▸ **Records to use**
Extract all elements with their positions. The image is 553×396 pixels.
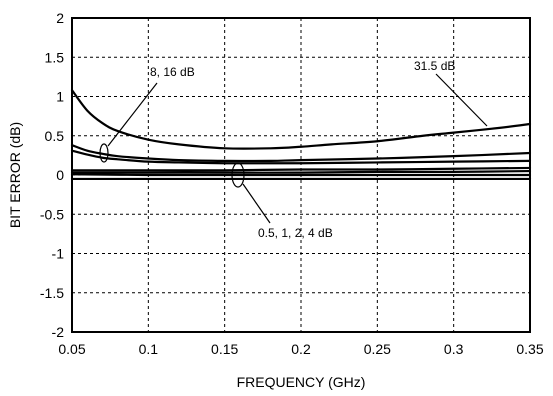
y-tick-label: -2 [52, 324, 65, 340]
y-tick-label: -0.5 [40, 206, 64, 222]
annotation-leader-0-5-4-db [242, 183, 271, 224]
y-tick-label: 0 [56, 167, 64, 183]
annotation-ellipse-8-16-db [99, 143, 109, 163]
annotation-leader-31-5-db [435, 73, 488, 127]
x-tick-labels: 0.05 0.1 0.15 0.2 0.25 0.3 0.35 [58, 341, 543, 357]
series-lines [70, 89, 532, 181]
y-tick-label: 1.5 [45, 49, 65, 65]
y-tick-label: -1.5 [40, 285, 64, 301]
x-tick-label: 0.2 [291, 341, 311, 357]
x-tick-label: 0.35 [516, 341, 543, 357]
y-tick-labels: 2 1.5 1 0.5 0 -0.5 -1 -1.5 -2 [40, 10, 64, 340]
x-tick-label: 0.25 [364, 341, 391, 357]
series-line-1 [70, 89, 532, 150]
annotation-31-5-db: 31.5 dB [414, 59, 455, 73]
x-axis-label: FREQUENCY (GHz) [237, 374, 366, 390]
x-tick-label: 0.15 [211, 341, 238, 357]
y-tick-label: 2 [56, 10, 64, 26]
annotation-8-16-db: 8, 16 dB [150, 65, 195, 79]
annotation-ellipse-0-5-4-db [231, 162, 245, 188]
x-tick-label: 0.05 [58, 341, 85, 357]
series-line-5 [70, 169, 532, 174]
series-line-4 [70, 166, 532, 172]
y-tick-label: 1 [56, 89, 64, 105]
y-tick-label: -1 [52, 246, 65, 262]
series-line-6 [70, 173, 532, 177]
plot-frame [71, 17, 531, 333]
x-tick-label: 0.1 [139, 341, 159, 357]
x-tick-label: 0.3 [444, 341, 464, 357]
y-tick-label: 0.5 [45, 128, 65, 144]
series-line-2 [70, 144, 532, 163]
annotation-leader-8-16-db [107, 82, 158, 147]
y-axis-label: BIT ERROR (dB) [7, 122, 23, 228]
series-line-3 [70, 149, 532, 165]
annotation-0-5-1-2-4-db: 0.5, 1, 2, 4 dB [258, 226, 333, 240]
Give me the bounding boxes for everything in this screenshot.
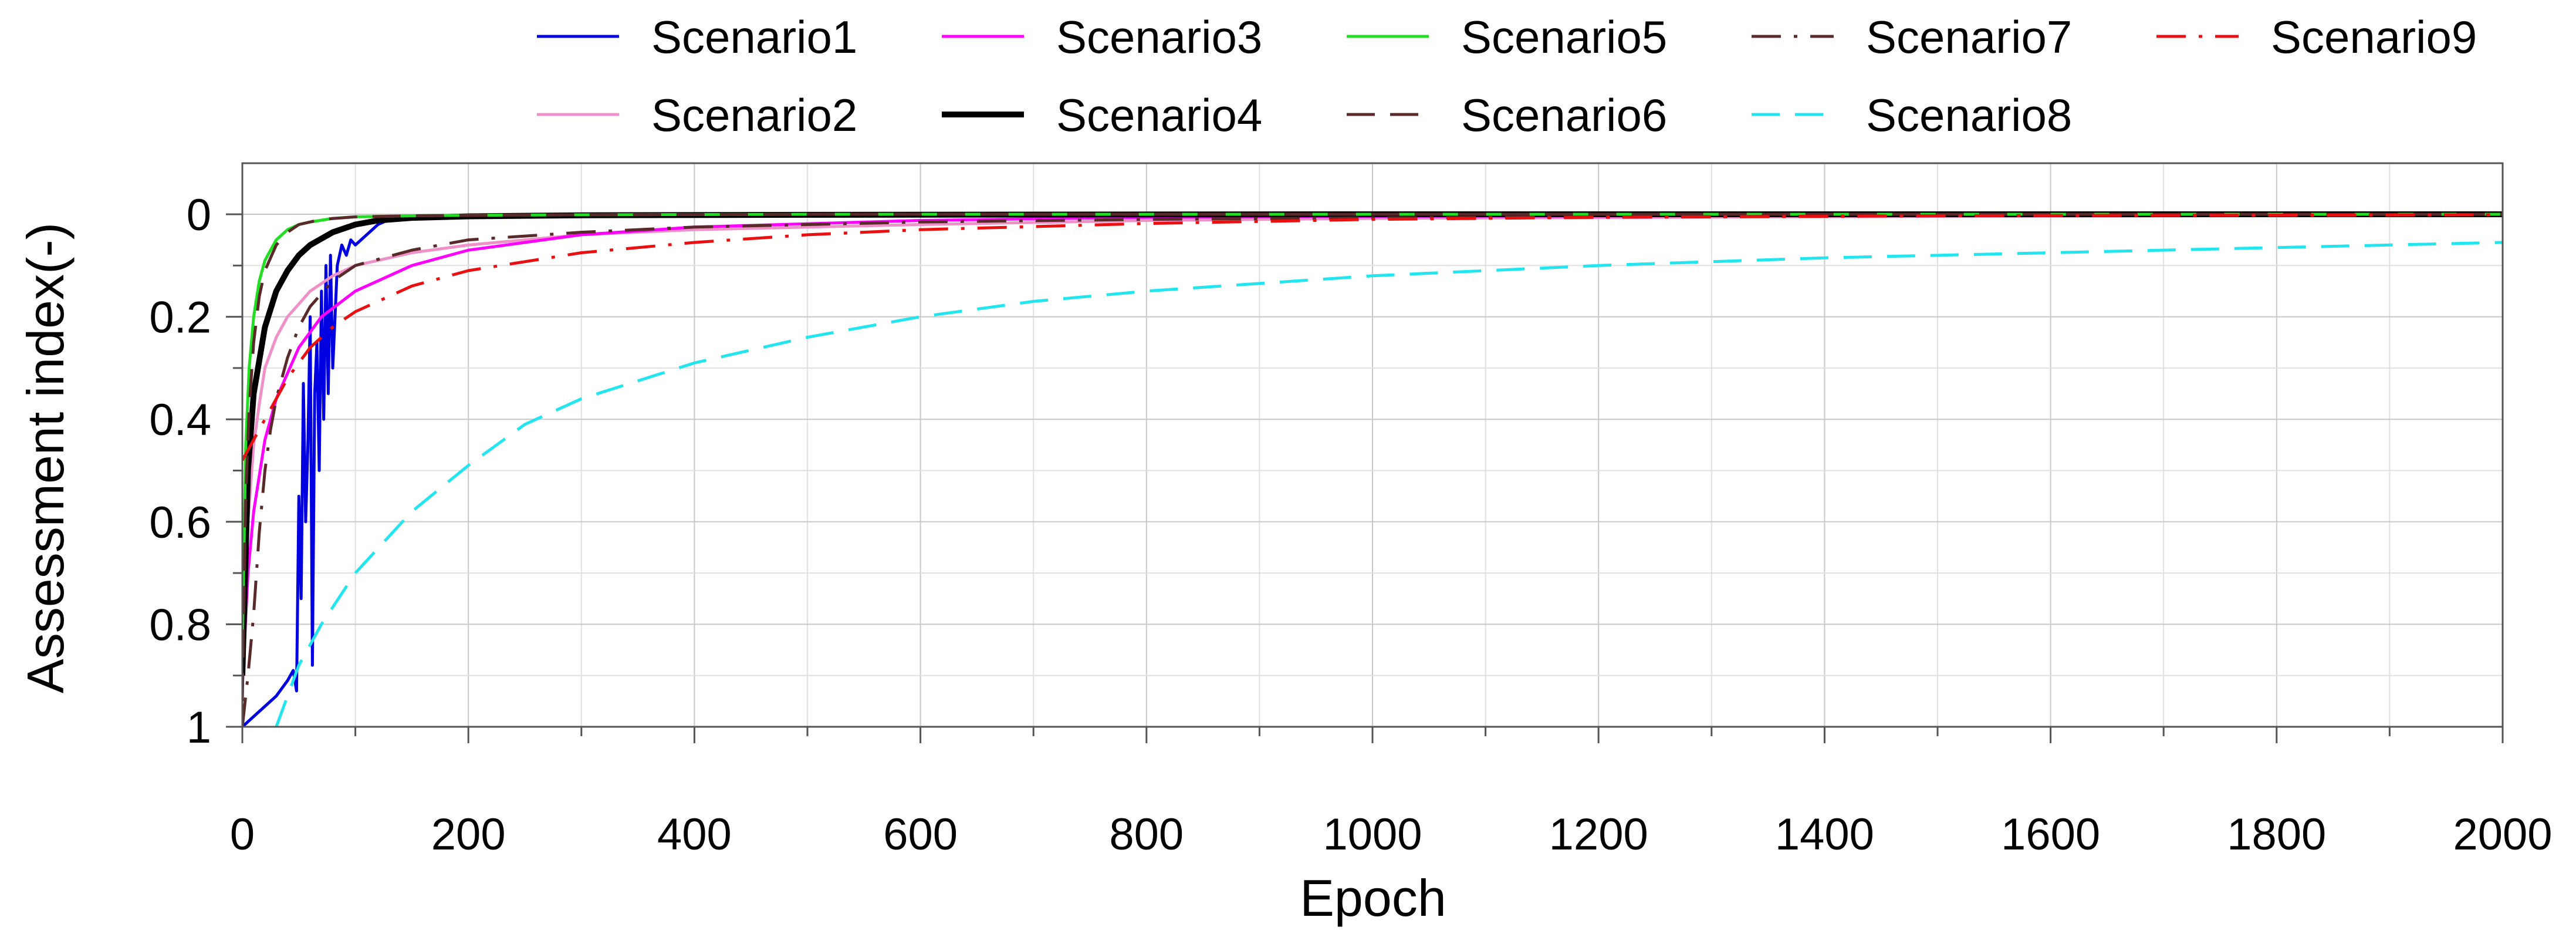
legend-item-scenario9: Scenario9 [2156, 11, 2477, 63]
x-tick-labels: 0 200 400 600 800 1000 1200 1400 1600 1800 2000 [230, 810, 2553, 859]
y-tick-labels: 0 0.2 0.4 0.6 0.8 1 [149, 190, 211, 753]
legend: Scenario1 Scenario3 Scenario5 Scenario7 Scen… [537, 11, 2477, 141]
x-tick-label: 1400 [1775, 810, 1874, 859]
series-line-scenario8 [275, 241, 2503, 727]
y-axis-label: Assessment index(-) [16, 222, 75, 693]
legend-label: Scenario5 [1461, 11, 1667, 63]
x-tick-label: 600 [883, 810, 958, 859]
series-layer [242, 211, 2503, 727]
grid [242, 163, 2503, 727]
y-tick-label: 0.8 [149, 600, 211, 650]
x-tick-label: 1000 [1323, 810, 1422, 859]
x-tick-label: 0 [230, 810, 255, 859]
legend-label: Scenario9 [2271, 11, 2477, 63]
legend-label: Scenario8 [1866, 89, 2072, 141]
axis-ticks [226, 213, 2504, 743]
x-tick-label: 2000 [2453, 810, 2552, 859]
legend-label: Scenario1 [651, 11, 857, 63]
legend-item-scenario8: Scenario8 [1752, 89, 2072, 141]
x-axis-label: Epoch [1300, 869, 1446, 927]
legend-label: Scenario6 [1461, 89, 1667, 141]
x-tick-label: 1600 [2001, 810, 2100, 859]
series-line-scenario6 [242, 213, 2503, 702]
y-tick-label: 0.6 [149, 498, 211, 548]
y-tick-label: 0 [187, 190, 211, 240]
series-line-scenario9 [242, 213, 2503, 461]
legend-label: Scenario4 [1056, 89, 1262, 141]
x-tick-label: 1200 [1549, 810, 1648, 859]
legend-item-scenario6: Scenario6 [1347, 89, 1667, 141]
legend-item-scenario4: Scenario4 [942, 89, 1262, 141]
legend-item-scenario7: Scenario7 [1752, 11, 2072, 63]
legend-item-scenario2: Scenario2 [537, 89, 857, 141]
legend-label: Scenario3 [1056, 11, 1262, 63]
legend-item-scenario5: Scenario5 [1347, 11, 1667, 63]
legend-item-scenario1: Scenario1 [537, 11, 857, 63]
y-tick-label: 0.4 [149, 395, 211, 445]
y-tick-label: 0.2 [149, 293, 211, 343]
x-tick-label: 1800 [2227, 810, 2326, 859]
legend-item-scenario3: Scenario3 [942, 11, 1262, 63]
y-tick-label: 1 [187, 703, 211, 753]
legend-label: Scenario2 [651, 89, 857, 141]
x-tick-label: 800 [1109, 810, 1184, 859]
x-tick-label: 200 [431, 810, 506, 859]
x-tick-label: 400 [657, 810, 732, 859]
legend-label: Scenario7 [1866, 11, 2072, 63]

▸ **Exercise objective**
Copy all of the rows above line for line without changing anything, and leave the pictures out.

▸ **Result of this exercise**
Extract all elements with their positions. The image is 553×396 pixels.
y-tick-label: -2 [52, 324, 65, 340]
y-tick-label: -0.5 [40, 206, 64, 222]
annotation-leader-0-5-4-db [242, 183, 271, 224]
y-tick-label: 0 [56, 167, 64, 183]
annotation-ellipse-8-16-db [99, 143, 109, 163]
annotation-leader-31-5-db [435, 73, 488, 127]
x-tick-labels: 0.05 0.1 0.15 0.2 0.25 0.3 0.35 [58, 341, 543, 357]
series-lines [70, 89, 532, 181]
y-tick-label: 1.5 [45, 49, 65, 65]
y-tick-label: -1.5 [40, 285, 64, 301]
x-tick-label: 0.2 [291, 341, 311, 357]
x-tick-label: 0.35 [516, 341, 543, 357]
y-tick-labels: 2 1.5 1 0.5 0 -0.5 -1 -1.5 -2 [40, 10, 64, 340]
x-tick-label: 0.25 [364, 341, 391, 357]
series-line-1 [70, 89, 532, 150]
annotation-31-5-db: 31.5 dB [414, 59, 455, 73]
x-axis-label: FREQUENCY (GHz) [237, 374, 366, 390]
x-tick-label: 0.15 [211, 341, 238, 357]
y-tick-label: 2 [56, 10, 64, 26]
annotation-8-16-db: 8, 16 dB [150, 65, 195, 79]
annotation-ellipse-0-5-4-db [231, 162, 245, 188]
x-tick-label: 0.05 [58, 341, 85, 357]
series-line-5 [70, 169, 532, 174]
series-line-4 [70, 166, 532, 172]
y-tick-label: 1 [56, 89, 64, 105]
y-tick-label: -1 [52, 246, 65, 262]
series-line-6 [70, 173, 532, 177]
plot-frame [71, 17, 531, 333]
x-tick-label: 0.1 [139, 341, 159, 357]
x-tick-label: 0.3 [444, 341, 464, 357]
y-tick-label: 0.5 [45, 128, 65, 144]
series-line-2 [70, 144, 532, 163]
annotation-leader-8-16-db [107, 82, 158, 147]
y-axis-label: BIT ERROR (dB) [7, 122, 23, 228]
series-line-3 [70, 149, 532, 165]
annotation-0-5-1-2-4-db: 0.5, 1, 2, 4 dB [258, 226, 333, 240]
Give me the bounding boxes for everything in this screenshot.
legend-item-scenario9: Scenario9 [2156, 11, 2477, 63]
x-tick-labels: 0 200 400 600 800 1000 1200 1400 1600 1800 2000 [230, 810, 2553, 859]
y-tick-labels: 0 0.2 0.4 0.6 0.8 1 [149, 190, 211, 753]
legend: Scenario1 Scenario3 Scenario5 Scenario7 Scen… [537, 11, 2477, 141]
x-tick-label: 1400 [1775, 810, 1874, 859]
series-line-scenario8 [275, 241, 2503, 727]
y-axis-label: Assessment index(-) [16, 222, 75, 693]
legend-label: Scenario5 [1461, 11, 1667, 63]
x-tick-label: 600 [883, 810, 958, 859]
series-layer [242, 211, 2503, 727]
grid [242, 163, 2503, 727]
y-tick-label: 0.8 [149, 600, 211, 650]
x-tick-label: 1000 [1323, 810, 1422, 859]
x-tick-label: 0 [230, 810, 255, 859]
legend-label: Scenario9 [2271, 11, 2477, 63]
legend-label: Scenario8 [1866, 89, 2072, 141]
axis-ticks [226, 213, 2504, 743]
x-tick-label: 2000 [2453, 810, 2552, 859]
legend-label: Scenario1 [651, 11, 857, 63]
legend-item-scenario8: Scenario8 [1752, 89, 2072, 141]
x-axis-label: Epoch [1300, 869, 1446, 927]
legend-label: Scenario6 [1461, 89, 1667, 141]
x-tick-label: 1600 [2001, 810, 2100, 859]
series-line-scenario6 [242, 213, 2503, 702]
y-tick-label: 0.6 [149, 498, 211, 548]
y-tick-label: 0 [187, 190, 211, 240]
series-line-scenario9 [242, 213, 2503, 461]
legend-label: Scenario4 [1056, 89, 1262, 141]
x-tick-label: 1200 [1549, 810, 1648, 859]
legend-item-scenario6: Scenario6 [1347, 89, 1667, 141]
legend-item-scenario4: Scenario4 [942, 89, 1262, 141]
legend-item-scenario7: Scenario7 [1752, 11, 2072, 63]
legend-item-scenario2: Scenario2 [537, 89, 857, 141]
legend-label: Scenario3 [1056, 11, 1262, 63]
legend-item-scenario5: Scenario5 [1347, 11, 1667, 63]
legend-item-scenario1: Scenario1 [537, 11, 857, 63]
y-tick-label: 0.4 [149, 395, 211, 445]
y-tick-label: 0.2 [149, 293, 211, 343]
x-tick-label: 1800 [2227, 810, 2326, 859]
legend-item-scenario3: Scenario3 [942, 11, 1262, 63]
y-tick-label: 1 [187, 703, 211, 753]
legend-label: Scenario2 [651, 89, 857, 141]
x-tick-label: 800 [1109, 810, 1184, 859]
x-tick-label: 200 [431, 810, 506, 859]
x-tick-label: 400 [657, 810, 732, 859]
legend-label: Scenario7 [1866, 11, 2072, 63]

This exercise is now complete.